Work to be completed: Locate every line in the records below that holds the word "style" and return each one.

Supplied data:

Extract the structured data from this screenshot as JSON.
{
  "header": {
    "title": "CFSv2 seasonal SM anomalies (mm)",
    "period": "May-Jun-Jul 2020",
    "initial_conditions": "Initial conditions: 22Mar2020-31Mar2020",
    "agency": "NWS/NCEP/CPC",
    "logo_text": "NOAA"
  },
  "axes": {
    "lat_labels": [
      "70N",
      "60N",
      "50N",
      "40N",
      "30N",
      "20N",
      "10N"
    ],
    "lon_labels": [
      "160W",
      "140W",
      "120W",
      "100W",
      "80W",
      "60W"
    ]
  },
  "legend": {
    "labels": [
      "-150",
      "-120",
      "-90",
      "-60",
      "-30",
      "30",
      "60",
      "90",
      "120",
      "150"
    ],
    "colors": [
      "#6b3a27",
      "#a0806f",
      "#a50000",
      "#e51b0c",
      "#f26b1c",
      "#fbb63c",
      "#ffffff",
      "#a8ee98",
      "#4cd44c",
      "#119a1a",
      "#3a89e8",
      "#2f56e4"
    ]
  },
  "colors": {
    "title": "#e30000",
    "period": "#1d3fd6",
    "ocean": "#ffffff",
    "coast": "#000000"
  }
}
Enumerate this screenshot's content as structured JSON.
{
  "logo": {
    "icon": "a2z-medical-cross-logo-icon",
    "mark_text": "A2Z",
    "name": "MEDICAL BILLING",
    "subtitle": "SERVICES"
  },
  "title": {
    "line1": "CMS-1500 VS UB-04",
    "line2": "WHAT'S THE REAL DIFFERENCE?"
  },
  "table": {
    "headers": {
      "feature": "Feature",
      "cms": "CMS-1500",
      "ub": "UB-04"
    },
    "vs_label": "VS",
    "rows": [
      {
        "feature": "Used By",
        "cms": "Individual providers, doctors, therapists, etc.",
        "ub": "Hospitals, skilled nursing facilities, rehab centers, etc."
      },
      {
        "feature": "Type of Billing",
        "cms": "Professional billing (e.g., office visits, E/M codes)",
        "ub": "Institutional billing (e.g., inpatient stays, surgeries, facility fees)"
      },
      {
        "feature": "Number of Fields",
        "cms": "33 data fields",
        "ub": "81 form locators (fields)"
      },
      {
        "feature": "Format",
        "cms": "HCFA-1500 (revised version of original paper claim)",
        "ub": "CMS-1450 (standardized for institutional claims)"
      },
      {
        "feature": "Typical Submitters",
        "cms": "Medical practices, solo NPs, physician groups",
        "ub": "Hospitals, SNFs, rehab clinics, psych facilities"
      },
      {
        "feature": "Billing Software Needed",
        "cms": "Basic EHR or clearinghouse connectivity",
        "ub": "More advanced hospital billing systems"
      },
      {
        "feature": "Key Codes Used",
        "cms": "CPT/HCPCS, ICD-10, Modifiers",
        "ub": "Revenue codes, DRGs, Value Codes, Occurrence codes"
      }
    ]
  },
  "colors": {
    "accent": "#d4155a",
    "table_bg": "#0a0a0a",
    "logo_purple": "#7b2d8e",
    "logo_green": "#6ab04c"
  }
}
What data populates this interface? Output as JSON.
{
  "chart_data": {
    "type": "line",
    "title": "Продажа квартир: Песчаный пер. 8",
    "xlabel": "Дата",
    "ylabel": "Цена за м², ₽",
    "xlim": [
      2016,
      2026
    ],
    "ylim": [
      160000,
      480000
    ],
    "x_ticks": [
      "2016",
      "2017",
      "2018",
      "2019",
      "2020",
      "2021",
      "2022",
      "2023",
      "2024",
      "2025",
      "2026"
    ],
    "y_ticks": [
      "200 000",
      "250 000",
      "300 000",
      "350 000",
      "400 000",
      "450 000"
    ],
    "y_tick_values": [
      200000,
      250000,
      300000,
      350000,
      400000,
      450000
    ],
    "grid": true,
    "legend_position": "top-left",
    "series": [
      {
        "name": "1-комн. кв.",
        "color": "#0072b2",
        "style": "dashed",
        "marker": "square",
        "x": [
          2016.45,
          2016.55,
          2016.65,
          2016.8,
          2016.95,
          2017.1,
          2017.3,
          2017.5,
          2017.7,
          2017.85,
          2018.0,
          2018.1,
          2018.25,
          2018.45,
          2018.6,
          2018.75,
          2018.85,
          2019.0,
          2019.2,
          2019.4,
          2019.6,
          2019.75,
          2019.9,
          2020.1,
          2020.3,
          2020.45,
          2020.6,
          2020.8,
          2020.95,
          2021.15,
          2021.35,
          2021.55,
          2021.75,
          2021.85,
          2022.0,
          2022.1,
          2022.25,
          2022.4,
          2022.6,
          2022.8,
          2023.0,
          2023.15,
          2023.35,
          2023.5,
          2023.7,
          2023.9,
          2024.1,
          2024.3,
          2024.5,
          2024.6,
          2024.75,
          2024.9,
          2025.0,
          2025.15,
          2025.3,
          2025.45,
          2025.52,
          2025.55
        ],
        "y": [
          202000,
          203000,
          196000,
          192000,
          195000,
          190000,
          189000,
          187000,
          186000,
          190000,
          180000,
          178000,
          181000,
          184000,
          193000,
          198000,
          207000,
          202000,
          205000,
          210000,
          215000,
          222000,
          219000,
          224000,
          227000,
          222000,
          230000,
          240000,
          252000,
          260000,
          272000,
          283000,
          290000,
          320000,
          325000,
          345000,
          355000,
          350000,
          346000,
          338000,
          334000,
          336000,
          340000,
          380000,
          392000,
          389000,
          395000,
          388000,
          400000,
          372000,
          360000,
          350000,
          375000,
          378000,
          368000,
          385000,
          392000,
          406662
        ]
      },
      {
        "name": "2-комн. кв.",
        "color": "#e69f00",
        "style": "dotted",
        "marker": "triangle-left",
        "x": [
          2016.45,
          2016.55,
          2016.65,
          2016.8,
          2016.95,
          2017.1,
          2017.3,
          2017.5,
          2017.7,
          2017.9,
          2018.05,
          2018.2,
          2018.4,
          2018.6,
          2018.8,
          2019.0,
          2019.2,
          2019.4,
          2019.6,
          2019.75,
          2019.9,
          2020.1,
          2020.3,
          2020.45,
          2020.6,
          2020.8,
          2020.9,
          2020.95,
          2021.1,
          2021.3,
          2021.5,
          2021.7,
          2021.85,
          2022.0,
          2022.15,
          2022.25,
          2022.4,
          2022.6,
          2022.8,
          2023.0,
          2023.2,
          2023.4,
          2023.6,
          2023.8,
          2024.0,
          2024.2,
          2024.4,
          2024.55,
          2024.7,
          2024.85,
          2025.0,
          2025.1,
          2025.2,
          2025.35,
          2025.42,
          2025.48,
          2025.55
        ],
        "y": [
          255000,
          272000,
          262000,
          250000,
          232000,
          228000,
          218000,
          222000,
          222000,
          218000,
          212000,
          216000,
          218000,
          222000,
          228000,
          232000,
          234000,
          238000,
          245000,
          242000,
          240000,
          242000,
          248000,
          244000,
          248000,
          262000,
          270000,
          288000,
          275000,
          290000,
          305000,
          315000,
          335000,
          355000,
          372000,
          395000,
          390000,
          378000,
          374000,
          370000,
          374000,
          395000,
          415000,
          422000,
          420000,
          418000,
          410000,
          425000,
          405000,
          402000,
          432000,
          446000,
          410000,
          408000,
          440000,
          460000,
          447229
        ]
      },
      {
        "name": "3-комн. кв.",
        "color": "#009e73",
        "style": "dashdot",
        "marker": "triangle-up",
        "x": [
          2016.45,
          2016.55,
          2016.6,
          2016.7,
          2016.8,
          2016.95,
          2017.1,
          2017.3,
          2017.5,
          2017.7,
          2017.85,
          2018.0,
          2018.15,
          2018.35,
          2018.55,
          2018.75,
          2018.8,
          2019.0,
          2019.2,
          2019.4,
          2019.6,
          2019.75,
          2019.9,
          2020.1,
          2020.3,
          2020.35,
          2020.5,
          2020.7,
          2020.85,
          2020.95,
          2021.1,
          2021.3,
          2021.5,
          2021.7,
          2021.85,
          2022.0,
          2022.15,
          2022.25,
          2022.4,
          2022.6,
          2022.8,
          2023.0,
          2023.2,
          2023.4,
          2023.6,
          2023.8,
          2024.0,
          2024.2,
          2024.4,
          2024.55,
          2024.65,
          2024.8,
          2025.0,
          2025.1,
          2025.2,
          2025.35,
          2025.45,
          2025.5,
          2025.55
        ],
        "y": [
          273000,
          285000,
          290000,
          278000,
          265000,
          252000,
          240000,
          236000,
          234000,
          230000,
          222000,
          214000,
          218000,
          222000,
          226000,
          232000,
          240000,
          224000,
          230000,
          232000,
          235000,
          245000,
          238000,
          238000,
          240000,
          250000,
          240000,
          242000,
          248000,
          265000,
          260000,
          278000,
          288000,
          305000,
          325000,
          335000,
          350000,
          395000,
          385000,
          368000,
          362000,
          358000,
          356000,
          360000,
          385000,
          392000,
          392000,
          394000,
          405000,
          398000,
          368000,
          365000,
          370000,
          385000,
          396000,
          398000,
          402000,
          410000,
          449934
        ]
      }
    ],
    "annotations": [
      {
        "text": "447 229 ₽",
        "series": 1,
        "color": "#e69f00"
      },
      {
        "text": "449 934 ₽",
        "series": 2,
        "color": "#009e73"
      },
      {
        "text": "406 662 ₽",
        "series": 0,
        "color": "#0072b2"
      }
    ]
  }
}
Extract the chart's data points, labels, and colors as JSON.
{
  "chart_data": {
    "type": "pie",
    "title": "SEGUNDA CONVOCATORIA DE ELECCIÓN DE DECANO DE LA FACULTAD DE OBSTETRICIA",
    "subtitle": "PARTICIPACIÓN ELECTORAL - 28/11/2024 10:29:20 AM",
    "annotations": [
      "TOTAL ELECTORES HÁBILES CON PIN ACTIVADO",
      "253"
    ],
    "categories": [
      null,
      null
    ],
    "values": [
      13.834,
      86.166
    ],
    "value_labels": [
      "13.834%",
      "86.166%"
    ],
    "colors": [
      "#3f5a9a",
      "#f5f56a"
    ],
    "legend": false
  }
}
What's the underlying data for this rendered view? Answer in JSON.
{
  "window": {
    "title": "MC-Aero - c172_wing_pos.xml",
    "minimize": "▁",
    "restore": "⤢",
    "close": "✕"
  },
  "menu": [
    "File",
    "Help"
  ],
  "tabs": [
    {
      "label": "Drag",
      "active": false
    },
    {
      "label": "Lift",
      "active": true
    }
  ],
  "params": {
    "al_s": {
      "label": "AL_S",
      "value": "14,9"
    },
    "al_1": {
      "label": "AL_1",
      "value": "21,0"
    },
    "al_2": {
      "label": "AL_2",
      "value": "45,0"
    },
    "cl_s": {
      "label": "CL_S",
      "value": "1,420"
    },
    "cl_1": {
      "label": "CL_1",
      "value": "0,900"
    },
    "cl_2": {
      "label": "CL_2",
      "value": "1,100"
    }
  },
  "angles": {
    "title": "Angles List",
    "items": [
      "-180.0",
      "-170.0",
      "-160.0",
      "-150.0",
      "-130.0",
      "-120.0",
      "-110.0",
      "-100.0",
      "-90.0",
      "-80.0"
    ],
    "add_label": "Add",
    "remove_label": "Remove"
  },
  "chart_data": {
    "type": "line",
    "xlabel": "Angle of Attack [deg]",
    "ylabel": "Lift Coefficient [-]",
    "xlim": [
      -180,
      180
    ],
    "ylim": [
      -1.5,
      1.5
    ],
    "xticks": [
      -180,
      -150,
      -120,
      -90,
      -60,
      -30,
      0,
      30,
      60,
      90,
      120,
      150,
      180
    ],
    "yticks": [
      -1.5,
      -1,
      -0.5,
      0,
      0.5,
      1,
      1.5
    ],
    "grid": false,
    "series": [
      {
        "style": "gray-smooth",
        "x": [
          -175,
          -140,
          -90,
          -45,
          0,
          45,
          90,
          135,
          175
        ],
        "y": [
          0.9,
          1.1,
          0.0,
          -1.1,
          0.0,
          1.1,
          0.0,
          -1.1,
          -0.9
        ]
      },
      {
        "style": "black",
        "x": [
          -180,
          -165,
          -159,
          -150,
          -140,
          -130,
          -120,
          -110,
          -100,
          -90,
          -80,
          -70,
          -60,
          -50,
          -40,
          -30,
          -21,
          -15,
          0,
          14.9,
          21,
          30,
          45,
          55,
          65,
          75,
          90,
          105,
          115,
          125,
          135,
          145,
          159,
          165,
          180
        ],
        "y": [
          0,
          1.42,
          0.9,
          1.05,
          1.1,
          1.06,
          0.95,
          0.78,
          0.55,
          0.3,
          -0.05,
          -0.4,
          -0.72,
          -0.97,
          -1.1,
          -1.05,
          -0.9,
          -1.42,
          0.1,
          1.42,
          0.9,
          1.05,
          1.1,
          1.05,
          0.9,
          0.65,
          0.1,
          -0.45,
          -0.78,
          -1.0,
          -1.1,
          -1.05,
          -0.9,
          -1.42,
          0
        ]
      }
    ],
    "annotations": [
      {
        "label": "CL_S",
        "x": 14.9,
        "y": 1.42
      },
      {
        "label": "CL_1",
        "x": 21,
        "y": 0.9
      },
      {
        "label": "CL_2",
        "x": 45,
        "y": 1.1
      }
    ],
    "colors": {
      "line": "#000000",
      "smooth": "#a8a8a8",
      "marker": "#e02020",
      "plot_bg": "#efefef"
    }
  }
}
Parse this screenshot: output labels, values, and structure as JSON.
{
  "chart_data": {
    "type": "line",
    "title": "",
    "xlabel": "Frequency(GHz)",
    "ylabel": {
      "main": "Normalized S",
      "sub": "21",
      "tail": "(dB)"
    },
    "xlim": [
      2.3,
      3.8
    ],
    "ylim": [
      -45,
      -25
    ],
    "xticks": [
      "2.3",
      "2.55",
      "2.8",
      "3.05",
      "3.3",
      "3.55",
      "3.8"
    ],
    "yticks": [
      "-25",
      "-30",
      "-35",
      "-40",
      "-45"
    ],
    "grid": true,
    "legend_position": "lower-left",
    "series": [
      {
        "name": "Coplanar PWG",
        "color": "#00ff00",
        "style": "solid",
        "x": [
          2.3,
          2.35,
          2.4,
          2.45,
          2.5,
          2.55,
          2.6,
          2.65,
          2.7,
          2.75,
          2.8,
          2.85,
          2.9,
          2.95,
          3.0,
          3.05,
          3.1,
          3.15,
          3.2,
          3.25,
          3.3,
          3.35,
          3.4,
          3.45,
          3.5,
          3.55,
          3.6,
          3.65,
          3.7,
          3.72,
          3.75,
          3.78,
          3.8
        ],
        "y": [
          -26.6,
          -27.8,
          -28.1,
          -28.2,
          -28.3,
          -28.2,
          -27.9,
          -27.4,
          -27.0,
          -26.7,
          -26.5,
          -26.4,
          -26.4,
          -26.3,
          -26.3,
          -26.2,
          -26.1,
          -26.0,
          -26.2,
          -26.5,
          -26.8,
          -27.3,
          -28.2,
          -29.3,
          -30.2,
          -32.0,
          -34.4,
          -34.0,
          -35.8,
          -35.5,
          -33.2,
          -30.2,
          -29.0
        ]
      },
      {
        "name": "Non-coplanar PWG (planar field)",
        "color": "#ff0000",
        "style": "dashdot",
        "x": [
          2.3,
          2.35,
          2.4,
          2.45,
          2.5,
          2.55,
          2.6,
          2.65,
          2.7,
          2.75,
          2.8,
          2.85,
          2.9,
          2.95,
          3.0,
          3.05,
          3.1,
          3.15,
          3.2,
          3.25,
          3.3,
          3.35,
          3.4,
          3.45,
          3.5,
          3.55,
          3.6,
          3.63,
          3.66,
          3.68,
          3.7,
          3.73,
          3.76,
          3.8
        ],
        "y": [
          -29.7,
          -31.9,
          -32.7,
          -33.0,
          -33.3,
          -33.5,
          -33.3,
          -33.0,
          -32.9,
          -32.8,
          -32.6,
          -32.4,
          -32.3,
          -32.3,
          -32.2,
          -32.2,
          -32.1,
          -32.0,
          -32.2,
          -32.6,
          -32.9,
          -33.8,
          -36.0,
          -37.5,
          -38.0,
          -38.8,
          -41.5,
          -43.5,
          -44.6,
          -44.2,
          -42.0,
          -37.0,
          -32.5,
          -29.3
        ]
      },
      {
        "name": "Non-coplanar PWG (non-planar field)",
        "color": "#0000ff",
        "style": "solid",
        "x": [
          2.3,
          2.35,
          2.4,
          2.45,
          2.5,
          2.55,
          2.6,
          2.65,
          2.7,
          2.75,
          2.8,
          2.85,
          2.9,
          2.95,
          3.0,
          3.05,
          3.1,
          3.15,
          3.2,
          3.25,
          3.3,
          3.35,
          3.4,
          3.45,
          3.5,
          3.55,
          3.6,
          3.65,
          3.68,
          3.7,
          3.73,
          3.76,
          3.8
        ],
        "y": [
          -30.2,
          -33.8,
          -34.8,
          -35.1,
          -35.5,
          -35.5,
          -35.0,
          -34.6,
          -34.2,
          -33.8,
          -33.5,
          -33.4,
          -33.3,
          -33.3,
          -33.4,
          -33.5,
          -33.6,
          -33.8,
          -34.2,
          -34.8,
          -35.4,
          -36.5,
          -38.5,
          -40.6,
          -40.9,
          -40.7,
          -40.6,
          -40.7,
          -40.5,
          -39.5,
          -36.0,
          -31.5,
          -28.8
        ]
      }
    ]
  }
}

Exercise answer:
        "style": "dashed",
        "style": "dotted",
        "style": "dashdot",
        "style": "gray-smooth",
        "style": "black",
        "style": "solid",
        "style": "dashdot",
        "style": "solid",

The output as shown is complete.